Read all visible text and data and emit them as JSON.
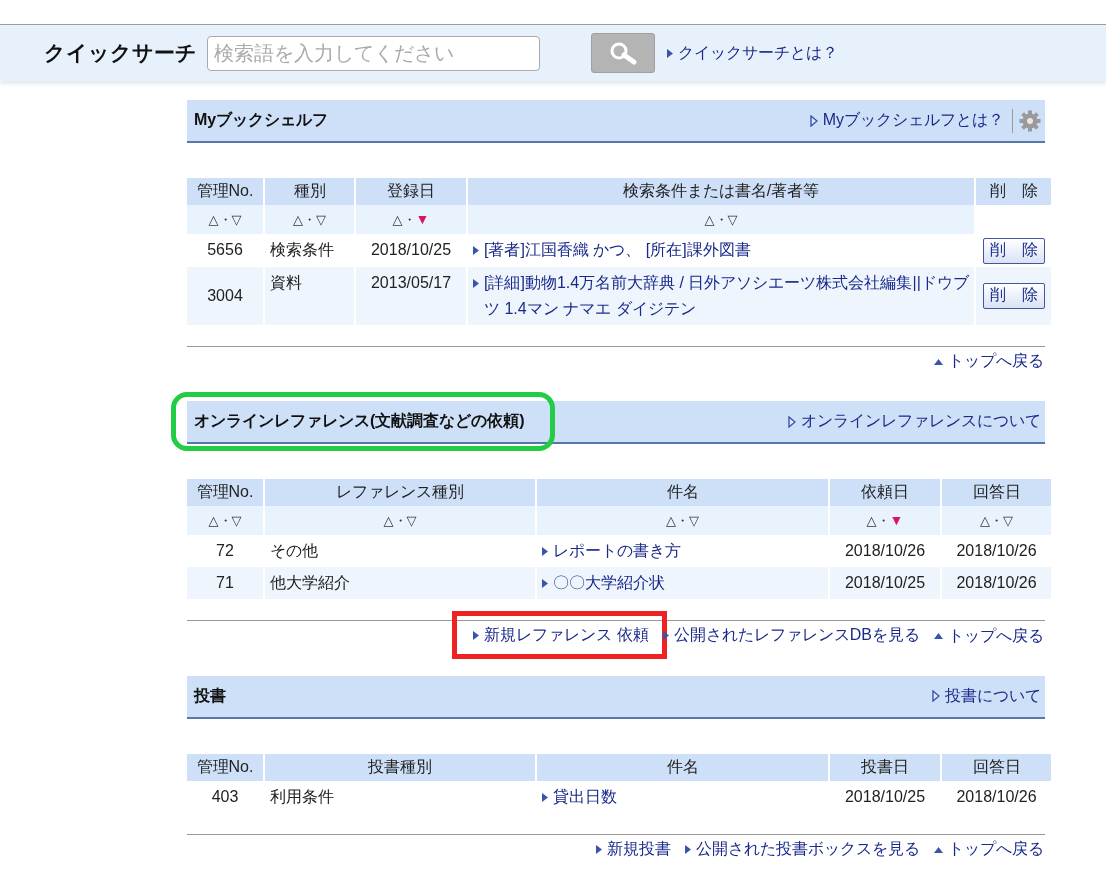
{
  "quick_search": {
    "title": "クイックサーチ",
    "placeholder": "検索語を入力してください",
    "about_link": "クイックサーチとは？"
  },
  "sections": [
    {
      "title": "Myブックシェルフ",
      "about_link": "Myブックシェルフとは？",
      "has_settings": true,
      "table": {
        "kind": "bookshelf",
        "columns": [
          {
            "label": "管理No."
          },
          {
            "label": "種別"
          },
          {
            "label": "登録日"
          },
          {
            "label": "検索条件または書名/著者等"
          },
          {
            "label": "削　除"
          }
        ],
        "sort_row": [
          {
            "up": "△",
            "sep": "・",
            "down": "▽",
            "down_selected": false
          },
          {
            "up": "△",
            "sep": "・",
            "down": "▽",
            "down_selected": false
          },
          {
            "up": "△",
            "sep": "・",
            "down": "▼",
            "down_selected": true
          },
          {
            "up": "△",
            "sep": "・",
            "down": "▽",
            "down_selected": false
          }
        ],
        "rows": [
          {
            "cells": [
              {
                "kind": "num",
                "text": "5656"
              },
              {
                "kind": "text",
                "text": "検索条件"
              },
              {
                "kind": "num",
                "text": "2018/10/25"
              },
              {
                "kind": "link",
                "text": "[著者]江国香織 かつ、 [所在]課外図書"
              },
              {
                "kind": "button",
                "text": "削　除"
              }
            ]
          },
          {
            "cells": [
              {
                "kind": "num",
                "text": "3004"
              },
              {
                "kind": "text",
                "text": "資料"
              },
              {
                "kind": "date",
                "text": "2013/05/17"
              },
              {
                "kind": "link",
                "text": "[詳細]動物1.4万名前大辞典 / 日外アソシエーツ株式会社編集||ドウブツ 1.4マン ナマエ ダイジテン"
              },
              {
                "kind": "button",
                "text": "削　除"
              }
            ]
          }
        ]
      },
      "footer_links": [
        {
          "kind": "top",
          "text": "トップへ戻る"
        }
      ]
    },
    {
      "title": "オンラインレファレンス(文献調査などの依頼)",
      "title_highlighted": true,
      "about_link": "オンラインレファレンスについて",
      "has_settings": false,
      "table": {
        "kind": "requests",
        "columns": [
          {
            "label": "管理No."
          },
          {
            "label": "レファレンス種別"
          },
          {
            "label": "件名"
          },
          {
            "label": "依頼日"
          },
          {
            "label": "回答日"
          }
        ],
        "sort_row": [
          {
            "up": "△",
            "sep": "・",
            "down": "▽",
            "down_selected": false
          },
          {
            "up": "△",
            "sep": "・",
            "down": "▽",
            "down_selected": false
          },
          {
            "up": "△",
            "sep": "・",
            "down": "▽",
            "down_selected": false
          },
          {
            "up": "△",
            "sep": "・",
            "down": "▼",
            "down_selected": true
          },
          {
            "up": "△",
            "sep": "・",
            "down": "▽",
            "down_selected": false
          }
        ],
        "rows": [
          {
            "cells": [
              {
                "kind": "num",
                "text": "72"
              },
              {
                "kind": "text",
                "text": "その他"
              },
              {
                "kind": "link",
                "text": "レポートの書き方"
              },
              {
                "kind": "num",
                "text": "2018/10/26"
              },
              {
                "kind": "num",
                "text": "2018/10/26"
              }
            ]
          },
          {
            "cells": [
              {
                "kind": "num",
                "text": "71"
              },
              {
                "kind": "text",
                "text": "他大学紹介"
              },
              {
                "kind": "link",
                "text": "〇〇大学紹介状"
              },
              {
                "kind": "num",
                "text": "2018/10/25"
              },
              {
                "kind": "num",
                "text": "2018/10/26"
              }
            ]
          }
        ]
      },
      "footer_links": [
        {
          "kind": "link",
          "text": "新規レファレンス 依頼",
          "highlighted": true
        },
        {
          "kind": "link",
          "text": "公開されたレファレンスDBを見る"
        },
        {
          "kind": "top",
          "text": "トップへ戻る"
        }
      ]
    },
    {
      "title": "投書",
      "about_link": "投書について",
      "has_settings": false,
      "table": {
        "kind": "requests",
        "columns": [
          {
            "label": "管理No."
          },
          {
            "label": "投書種別"
          },
          {
            "label": "件名"
          },
          {
            "label": "投書日"
          },
          {
            "label": "回答日"
          }
        ],
        "rows": [
          {
            "cells": [
              {
                "kind": "num",
                "text": "403"
              },
              {
                "kind": "text",
                "text": "利用条件"
              },
              {
                "kind": "link",
                "text": "貸出日数"
              },
              {
                "kind": "num",
                "text": "2018/10/25"
              },
              {
                "kind": "num",
                "text": "2018/10/26"
              }
            ]
          }
        ]
      },
      "footer_links": [
        {
          "kind": "link",
          "text": "新規投書"
        },
        {
          "kind": "link",
          "text": "公開された投書ボックスを見る"
        },
        {
          "kind": "top",
          "text": "トップへ戻る"
        }
      ]
    }
  ]
}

◆ **Exercise description**
Output every entry verbatim. Pictures do not belong in the copy.

◆ **Exercise output**
Read all visible text and data and emit them as JSON.
{
  "quick_search": {
    "title": "クイックサーチ",
    "placeholder": "検索語を入力してください",
    "about_link": "クイックサーチとは？"
  },
  "sections": [
    {
      "title": "Myブックシェルフ",
      "about_link": "Myブックシェルフとは？",
      "has_settings": true,
      "table": {
        "kind": "bookshelf",
        "columns": [
          {
            "label": "管理No."
          },
          {
            "label": "種別"
          },
          {
            "label": "登録日"
          },
          {
            "label": "検索条件または書名/著者等"
          },
          {
            "label": "削　除"
          }
        ],
        "sort_row": [
          {
            "up": "△",
            "sep": "・",
            "down": "▽",
            "down_selected": false
          },
          {
            "up": "△",
            "sep": "・",
            "down": "▽",
            "down_selected": false
          },
          {
            "up": "△",
            "sep": "・",
            "down": "▼",
            "down_selected": true
          },
          {
            "up": "△",
            "sep": "・",
            "down": "▽",
            "down_selected": false
          }
        ],
        "rows": [
          {
            "cells": [
              {
                "kind": "num",
                "text": "5656"
              },
              {
                "kind": "text",
                "text": "検索条件"
              },
              {
                "kind": "num",
                "text": "2018/10/25"
              },
              {
                "kind": "link",
                "text": "[著者]江国香織 かつ、 [所在]課外図書"
              },
              {
                "kind": "button",
                "text": "削　除"
              }
            ]
          },
          {
            "cells": [
              {
                "kind": "num",
                "text": "3004"
              },
              {
                "kind": "text",
                "text": "資料"
              },
              {
                "kind": "date",
                "text": "2013/05/17"
              },
              {
                "kind": "link",
                "text": "[詳細]動物1.4万名前大辞典 / 日外アソシエーツ株式会社編集||ドウブツ 1.4マン ナマエ ダイジテン"
              },
              {
                "kind": "button",
                "text": "削　除"
              }
            ]
          }
        ]
      },
      "footer_links": [
        {
          "kind": "top",
          "text": "トップへ戻る"
        }
      ]
    },
    {
      "title": "オンラインレファレンス(文献調査などの依頼)",
      "title_highlighted": true,
      "about_link": "オンラインレファレンスについて",
      "has_settings": false,
      "table": {
        "kind": "requests",
        "columns": [
          {
            "label": "管理No."
          },
          {
            "label": "レファレンス種別"
          },
          {
            "label": "件名"
          },
          {
            "label": "依頼日"
          },
          {
            "label": "回答日"
          }
        ],
        "sort_row": [
          {
            "up": "△",
            "sep": "・",
            "down": "▽",
            "down_selected": false
          },
          {
            "up": "△",
            "sep": "・",
            "down": "▽",
            "down_selected": false
          },
          {
            "up": "△",
            "sep": "・",
            "down": "▽",
            "down_selected": false
          },
          {
            "up": "△",
            "sep": "・",
            "down": "▼",
            "down_selected": true
          },
          {
            "up": "△",
            "sep": "・",
            "down": "▽",
            "down_selected": false
          }
        ],
        "rows": [
          {
            "cells": [
              {
                "kind": "num",
                "text": "72"
              },
              {
                "kind": "text",
                "text": "その他"
              },
              {
                "kind": "link",
                "text": "レポートの書き方"
              },
              {
                "kind": "num",
                "text": "2018/10/26"
              },
              {
                "kind": "num",
                "text": "2018/10/26"
              }
            ]
          },
          {
            "cells": [
              {
                "kind": "num",
                "text": "71"
              },
              {
                "kind": "text",
                "text": "他大学紹介"
              },
              {
                "kind": "link",
                "text": "〇〇大学紹介状"
              },
              {
                "kind": "num",
                "text": "2018/10/25"
              },
              {
                "kind": "num",
                "text": "2018/10/26"
              }
            ]
          }
        ]
      },
      "footer_links": [
        {
          "kind": "link",
          "text": "新規レファレンス 依頼",
          "highlighted": true
        },
        {
          "kind": "link",
          "text": "公開されたレファレンスDBを見る"
        },
        {
          "kind": "top",
          "text": "トップへ戻る"
        }
      ]
    },
    {
      "title": "投書",
      "about_link": "投書について",
      "has_settings": false,
      "table": {
        "kind": "requests",
        "columns": [
          {
            "label": "管理No."
          },
          {
            "label": "投書種別"
          },
          {
            "label": "件名"
          },
          {
            "label": "投書日"
          },
          {
            "label": "回答日"
          }
        ],
        "rows": [
          {
            "cells": [
              {
                "kind": "num",
                "text": "403"
              },
              {
                "kind": "text",
                "text": "利用条件"
              },
              {
                "kind": "link",
                "text": "貸出日数"
              },
              {
                "kind": "num",
                "text": "2018/10/25"
              },
              {
                "kind": "num",
                "text": "2018/10/26"
              }
            ]
          }
        ]
      },
      "footer_links": [
        {
          "kind": "link",
          "text": "新規投書"
        },
        {
          "kind": "link",
          "text": "公開された投書ボックスを見る"
        },
        {
          "kind": "top",
          "text": "トップへ戻る"
        }
      ]
    }
  ]
}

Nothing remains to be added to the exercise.